** start **

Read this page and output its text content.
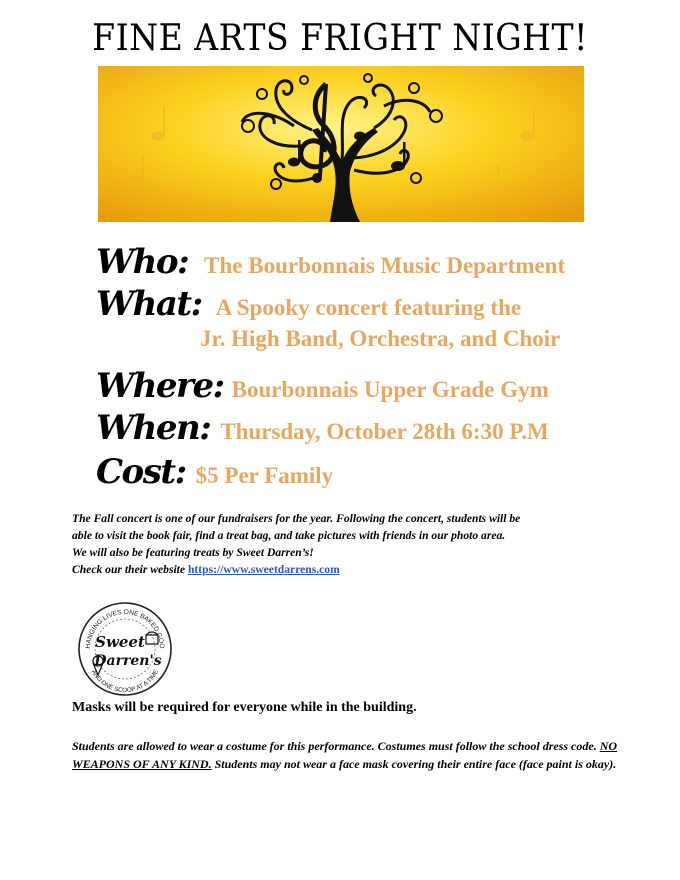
FINE ARTS FRIGHT NIGHT!
Who: The Bourbonnais Music Department
What: A Spooky concert featuring the
Jr. High Band, Orchestra, and Choir
Where: Bourbonnais Upper Grade Gym
When: Thursday, October 28th 6:30 P.M
Cost: $5 Per Family

The Fall concert is one of our fundraisers for the year. Following the concert, students will be

able to visit the book fair, find a treat bag, and take pictures with friends in our photo area.

We will also be featuring treats by Sweet Darren’s!

Check our their website https://www.sweetdarrens.com

HANGING LIVES ONE BAKED GOO
AND ONE SCOOP AT A TIME
Sweet
Darren's
Masks will be required for everyone while in the building.
Students are allowed to wear a costume for this performance. Costumes must follow the school dress code. NO WEAPONS OF ANY KIND. Students may not wear a face mask covering their entire face (face paint is okay).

** end **

TASK OBJECTIVE: Write out each line of the data exactly; the images should be left out.

OUTPUT OF THE TASK:
Read this page and output its text content.
FINE ARTS FRIGHT NIGHT!
Who: The Bourbonnais Music Department
What: A Spooky concert featuring the
Jr. High Band, Orchestra, and Choir
Where: Bourbonnais Upper Grade Gym
When: Thursday, October 28th 6:30 P.M
Cost: $5 Per Family

The Fall concert is one of our fundraisers for the year. Following the concert, students will be

able to visit the book fair, find a treat bag, and take pictures with friends in our photo area.

We will also be featuring treats by Sweet Darren’s!

Check our their website https://www.sweetdarrens.com

HANGING LIVES ONE BAKED GOO
AND ONE SCOOP AT A TIME
Sweet
Darren's
Masks will be required for everyone while in the building.
Students are allowed to wear a costume for this performance. Costumes must follow the school dress code. NO WEAPONS OF ANY KIND. Students may not wear a face mask covering their entire face (face paint is okay).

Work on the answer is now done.